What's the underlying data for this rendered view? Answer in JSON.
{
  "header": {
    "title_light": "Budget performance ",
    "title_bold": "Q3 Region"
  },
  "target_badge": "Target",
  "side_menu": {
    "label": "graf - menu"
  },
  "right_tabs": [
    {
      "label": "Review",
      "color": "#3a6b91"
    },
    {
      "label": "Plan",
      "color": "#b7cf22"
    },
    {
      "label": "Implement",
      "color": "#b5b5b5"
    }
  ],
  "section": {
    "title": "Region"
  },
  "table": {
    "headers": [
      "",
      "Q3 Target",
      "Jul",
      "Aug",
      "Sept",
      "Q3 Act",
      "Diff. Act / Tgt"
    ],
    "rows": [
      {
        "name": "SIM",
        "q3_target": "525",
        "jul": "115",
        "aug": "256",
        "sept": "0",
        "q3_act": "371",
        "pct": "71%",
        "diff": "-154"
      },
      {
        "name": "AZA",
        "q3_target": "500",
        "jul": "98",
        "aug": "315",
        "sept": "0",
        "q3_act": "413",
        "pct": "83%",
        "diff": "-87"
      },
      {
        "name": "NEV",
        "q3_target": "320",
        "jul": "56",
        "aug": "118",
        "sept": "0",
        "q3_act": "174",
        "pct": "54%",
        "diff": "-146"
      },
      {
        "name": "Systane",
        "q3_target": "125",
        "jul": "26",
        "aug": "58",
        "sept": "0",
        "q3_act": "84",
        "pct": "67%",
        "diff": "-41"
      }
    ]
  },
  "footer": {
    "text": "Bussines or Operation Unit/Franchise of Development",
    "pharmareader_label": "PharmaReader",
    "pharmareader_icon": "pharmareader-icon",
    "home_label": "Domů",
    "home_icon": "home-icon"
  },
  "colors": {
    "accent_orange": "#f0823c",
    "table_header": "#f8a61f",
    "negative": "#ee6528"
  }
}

⁂

## [Your instructions]
Say how many lines in the records hold "name", with the number as the whole reply.

## [Solution to this exercise]
4